# What you have to do
All of the material below is to be restated word for word, apart from the pictures.

[BEGIN]

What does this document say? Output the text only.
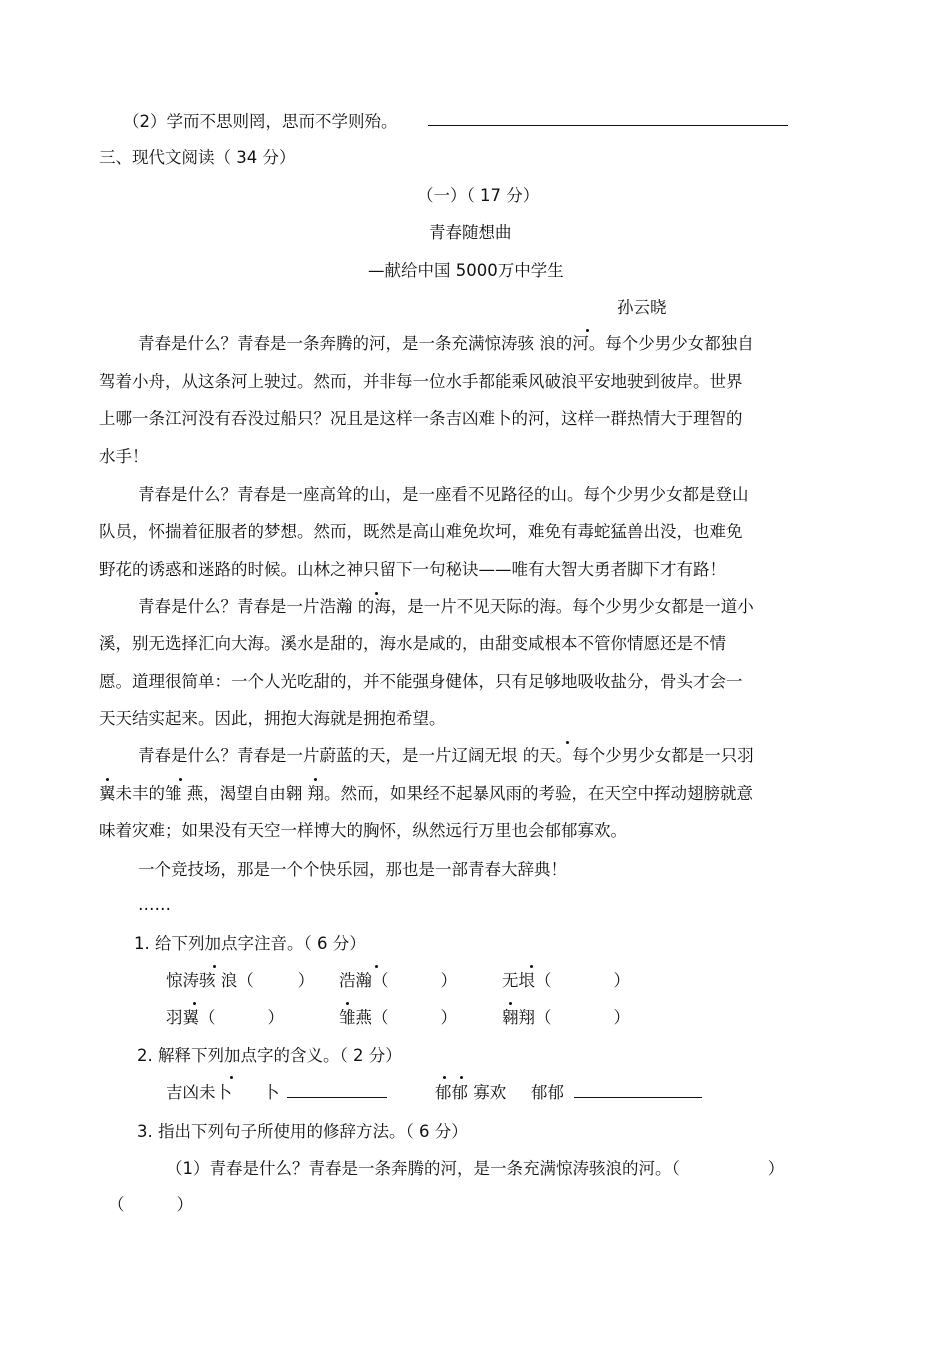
（2）学而不思则罔，思而不学则殆。
三、现代文阅读（ 34 分）
（一）（ 17 分）
青春随想曲
—献给中国 5000万中学生
孙云晓
青春是什么？青春是一条奔腾的河，是一条充满惊涛骇 浪的河。每个少男少女都独自
驾着小舟，从这条河上驶过。然而，并非每一位水手都能乘风破浪平安地驶到彼岸。世界
上哪一条江河没有吞没过船只？况且是这样一条吉凶难卜的河，这样一群热情大于理智的
水手！
青春是什么？青春是一座高耸的山，是一座看不见路径的山。每个少男少女都是登山
队员，怀揣着征服者的梦想。然而，既然是高山难免坎坷，难免有毒蛇猛兽出没，也难免
野花的诱惑和迷路的时候。山林之神只留下一句秘诀——唯有大智大勇者脚下才有路！
青春是什么？青春是一片浩瀚 的海，是一片不见天际的海。每个少男少女都是一道小
溪，别无选择汇向大海。溪水是甜的，海水是咸的，由甜变咸根本不管你情愿还是不情
愿。道理很简单：一个人光吃甜的，并不能强身健体，只有足够地吸收盐分，骨头才会一
天天结实起来。因此，拥抱大海就是拥抱希望。
青春是什么？青春是一片蔚蓝的天，是一片辽阔无垠 的天。每个少男少女都是一只羽
翼未丰的雏 燕，渴望自由翱 翔。然而，如果经不起暴风雨的考验，在天空中挥动翅膀就意
味着灾难；如果没有天空一样博大的胸怀，纵然远行万里也会郁郁寡欢。
一个竞技场，那是一个个快乐园，那也是一部青春大辞典！
……
1. 给下列加点字注音。（ 6 分）
惊涛骇 浪（	） 浩瀚（	）	无垠（	）
羽翼（	）	雏燕（	）	翱翔（	）
2. 解释下列加点字的含义。（ 2 分）
吉凶未卜 卜	郁郁 寡欢 郁郁
3. 指出下列句子所使用的修辞方法。（ 6 分）
（1）青春是什么？青春是一条奔腾的河，是一条充满惊涛骇浪的河。（	）
（	）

[END]

# Exercise answer
What does this document say? Output the text only.
（2）学而不思则罔，思而不学则殆。
三、现代文阅读（ 34 分）
（一）（ 17 分）
青春随想曲
—献给中国 5000万中学生
孙云晓
青春是什么？青春是一条奔腾的河，是一条充满惊涛骇 浪的河。每个少男少女都独自
驾着小舟，从这条河上驶过。然而，并非每一位水手都能乘风破浪平安地驶到彼岸。世界
上哪一条江河没有吞没过船只？况且是这样一条吉凶难卜的河，这样一群热情大于理智的
水手！
青春是什么？青春是一座高耸的山，是一座看不见路径的山。每个少男少女都是登山
队员，怀揣着征服者的梦想。然而，既然是高山难免坎坷，难免有毒蛇猛兽出没，也难免
野花的诱惑和迷路的时候。山林之神只留下一句秘诀——唯有大智大勇者脚下才有路！
青春是什么？青春是一片浩瀚 的海，是一片不见天际的海。每个少男少女都是一道小
溪，别无选择汇向大海。溪水是甜的，海水是咸的，由甜变咸根本不管你情愿还是不情
愿。道理很简单：一个人光吃甜的，并不能强身健体，只有足够地吸收盐分，骨头才会一
天天结实起来。因此，拥抱大海就是拥抱希望。
青春是什么？青春是一片蔚蓝的天，是一片辽阔无垠 的天。每个少男少女都是一只羽
翼未丰的雏 燕，渴望自由翱 翔。然而，如果经不起暴风雨的考验，在天空中挥动翅膀就意
味着灾难；如果没有天空一样博大的胸怀，纵然远行万里也会郁郁寡欢。
一个竞技场，那是一个个快乐园，那也是一部青春大辞典！
……
1. 给下列加点字注音。（ 6 分）
惊涛骇 浪（	） 浩瀚（	）	无垠（	）
羽翼（	）	雏燕（	）	翱翔（	）
2. 解释下列加点字的含义。（ 2 分）
吉凶未卜 卜	郁郁 寡欢 郁郁
3. 指出下列句子所使用的修辞方法。（ 6 分）
（1）青春是什么？青春是一条奔腾的河，是一条充满惊涛骇浪的河。（	）
（	）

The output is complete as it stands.